● **Data entries**
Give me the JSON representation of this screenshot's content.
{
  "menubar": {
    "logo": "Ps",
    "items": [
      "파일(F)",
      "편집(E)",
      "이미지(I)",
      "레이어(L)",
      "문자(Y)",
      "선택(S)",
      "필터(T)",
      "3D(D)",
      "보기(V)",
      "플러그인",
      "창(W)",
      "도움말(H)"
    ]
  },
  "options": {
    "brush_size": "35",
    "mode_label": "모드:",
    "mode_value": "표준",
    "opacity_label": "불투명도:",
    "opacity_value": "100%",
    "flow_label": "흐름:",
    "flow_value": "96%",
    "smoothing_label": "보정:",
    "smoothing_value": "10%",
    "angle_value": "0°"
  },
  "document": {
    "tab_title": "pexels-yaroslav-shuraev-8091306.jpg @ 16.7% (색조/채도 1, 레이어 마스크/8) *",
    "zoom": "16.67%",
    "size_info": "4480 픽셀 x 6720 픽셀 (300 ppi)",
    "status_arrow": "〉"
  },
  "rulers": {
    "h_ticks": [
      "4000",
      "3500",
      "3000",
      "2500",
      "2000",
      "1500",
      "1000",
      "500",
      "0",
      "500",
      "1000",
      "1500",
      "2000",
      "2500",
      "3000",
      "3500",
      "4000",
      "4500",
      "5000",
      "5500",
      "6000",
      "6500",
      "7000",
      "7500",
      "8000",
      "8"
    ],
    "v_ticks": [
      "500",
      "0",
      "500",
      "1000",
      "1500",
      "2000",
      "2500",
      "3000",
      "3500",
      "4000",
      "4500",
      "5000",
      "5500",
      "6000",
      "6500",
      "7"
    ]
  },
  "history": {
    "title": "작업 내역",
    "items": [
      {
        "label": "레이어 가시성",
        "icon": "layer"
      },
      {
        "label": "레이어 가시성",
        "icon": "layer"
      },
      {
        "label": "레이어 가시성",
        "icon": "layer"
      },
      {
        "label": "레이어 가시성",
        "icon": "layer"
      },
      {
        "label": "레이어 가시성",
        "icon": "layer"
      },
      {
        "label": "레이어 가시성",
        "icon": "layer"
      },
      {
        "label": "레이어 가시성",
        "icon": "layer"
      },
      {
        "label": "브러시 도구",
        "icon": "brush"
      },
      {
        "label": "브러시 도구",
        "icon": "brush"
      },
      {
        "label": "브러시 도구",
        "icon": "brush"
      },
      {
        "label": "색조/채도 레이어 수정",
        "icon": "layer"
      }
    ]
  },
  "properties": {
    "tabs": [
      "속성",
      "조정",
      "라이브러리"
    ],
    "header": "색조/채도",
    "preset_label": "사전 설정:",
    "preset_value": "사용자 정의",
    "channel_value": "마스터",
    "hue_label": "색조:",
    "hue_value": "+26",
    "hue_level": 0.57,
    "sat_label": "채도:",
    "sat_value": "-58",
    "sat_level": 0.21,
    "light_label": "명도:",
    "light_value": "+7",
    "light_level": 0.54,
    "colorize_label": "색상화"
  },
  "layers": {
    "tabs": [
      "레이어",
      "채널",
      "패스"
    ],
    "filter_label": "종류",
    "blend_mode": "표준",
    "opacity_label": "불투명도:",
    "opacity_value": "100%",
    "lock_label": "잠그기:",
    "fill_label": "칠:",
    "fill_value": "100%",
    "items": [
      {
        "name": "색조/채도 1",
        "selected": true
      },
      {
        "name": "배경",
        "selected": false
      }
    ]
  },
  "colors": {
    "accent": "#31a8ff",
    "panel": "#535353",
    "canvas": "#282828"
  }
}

● **STATED TASK**
Return all of the data word for word.

● **COMPLETED EXERCISE**
Give me the JSON representation of this screenshot's content.
{
  "menubar": {
    "logo": "Ps",
    "items": [
      "파일(F)",
      "편집(E)",
      "이미지(I)",
      "레이어(L)",
      "문자(Y)",
      "선택(S)",
      "필터(T)",
      "3D(D)",
      "보기(V)",
      "플러그인",
      "창(W)",
      "도움말(H)"
    ]
  },
  "options": {
    "brush_size": "35",
    "mode_label": "모드:",
    "mode_value": "표준",
    "opacity_label": "불투명도:",
    "opacity_value": "100%",
    "flow_label": "흐름:",
    "flow_value": "96%",
    "smoothing_label": "보정:",
    "smoothing_value": "10%",
    "angle_value": "0°"
  },
  "document": {
    "tab_title": "pexels-yaroslav-shuraev-8091306.jpg @ 16.7% (색조/채도 1, 레이어 마스크/8) *",
    "zoom": "16.67%",
    "size_info": "4480 픽셀 x 6720 픽셀 (300 ppi)",
    "status_arrow": "〉"
  },
  "rulers": {
    "h_ticks": [
      "4000",
      "3500",
      "3000",
      "2500",
      "2000",
      "1500",
      "1000",
      "500",
      "0",
      "500",
      "1000",
      "1500",
      "2000",
      "2500",
      "3000",
      "3500",
      "4000",
      "4500",
      "5000",
      "5500",
      "6000",
      "6500",
      "7000",
      "7500",
      "8000",
      "8"
    ],
    "v_ticks": [
      "500",
      "0",
      "500",
      "1000",
      "1500",
      "2000",
      "2500",
      "3000",
      "3500",
      "4000",
      "4500",
      "5000",
      "5500",
      "6000",
      "6500",
      "7"
    ]
  },
  "history": {
    "title": "작업 내역",
    "items": [
      {
        "label": "레이어 가시성",
        "icon": "layer"
      },
      {
        "label": "레이어 가시성",
        "icon": "layer"
      },
      {
        "label": "레이어 가시성",
        "icon": "layer"
      },
      {
        "label": "레이어 가시성",
        "icon": "layer"
      },
      {
        "label": "레이어 가시성",
        "icon": "layer"
      },
      {
        "label": "레이어 가시성",
        "icon": "layer"
      },
      {
        "label": "레이어 가시성",
        "icon": "layer"
      },
      {
        "label": "브러시 도구",
        "icon": "brush"
      },
      {
        "label": "브러시 도구",
        "icon": "brush"
      },
      {
        "label": "브러시 도구",
        "icon": "brush"
      },
      {
        "label": "색조/채도 레이어 수정",
        "icon": "layer"
      }
    ]
  },
  "properties": {
    "tabs": [
      "속성",
      "조정",
      "라이브러리"
    ],
    "header": "색조/채도",
    "preset_label": "사전 설정:",
    "preset_value": "사용자 정의",
    "channel_value": "마스터",
    "hue_label": "색조:",
    "hue_value": "+26",
    "hue_level": 0.57,
    "sat_label": "채도:",
    "sat_value": "-58",
    "sat_level": 0.21,
    "light_label": "명도:",
    "light_value": "+7",
    "light_level": 0.54,
    "colorize_label": "색상화"
  },
  "layers": {
    "tabs": [
      "레이어",
      "채널",
      "패스"
    ],
    "filter_label": "종류",
    "blend_mode": "표준",
    "opacity_label": "불투명도:",
    "opacity_value": "100%",
    "lock_label": "잠그기:",
    "fill_label": "칠:",
    "fill_value": "100%",
    "items": [
      {
        "name": "색조/채도 1",
        "selected": true
      },
      {
        "name": "배경",
        "selected": false
      }
    ]
  },
  "colors": {
    "accent": "#31a8ff",
    "panel": "#535353",
    "canvas": "#282828"
  }
}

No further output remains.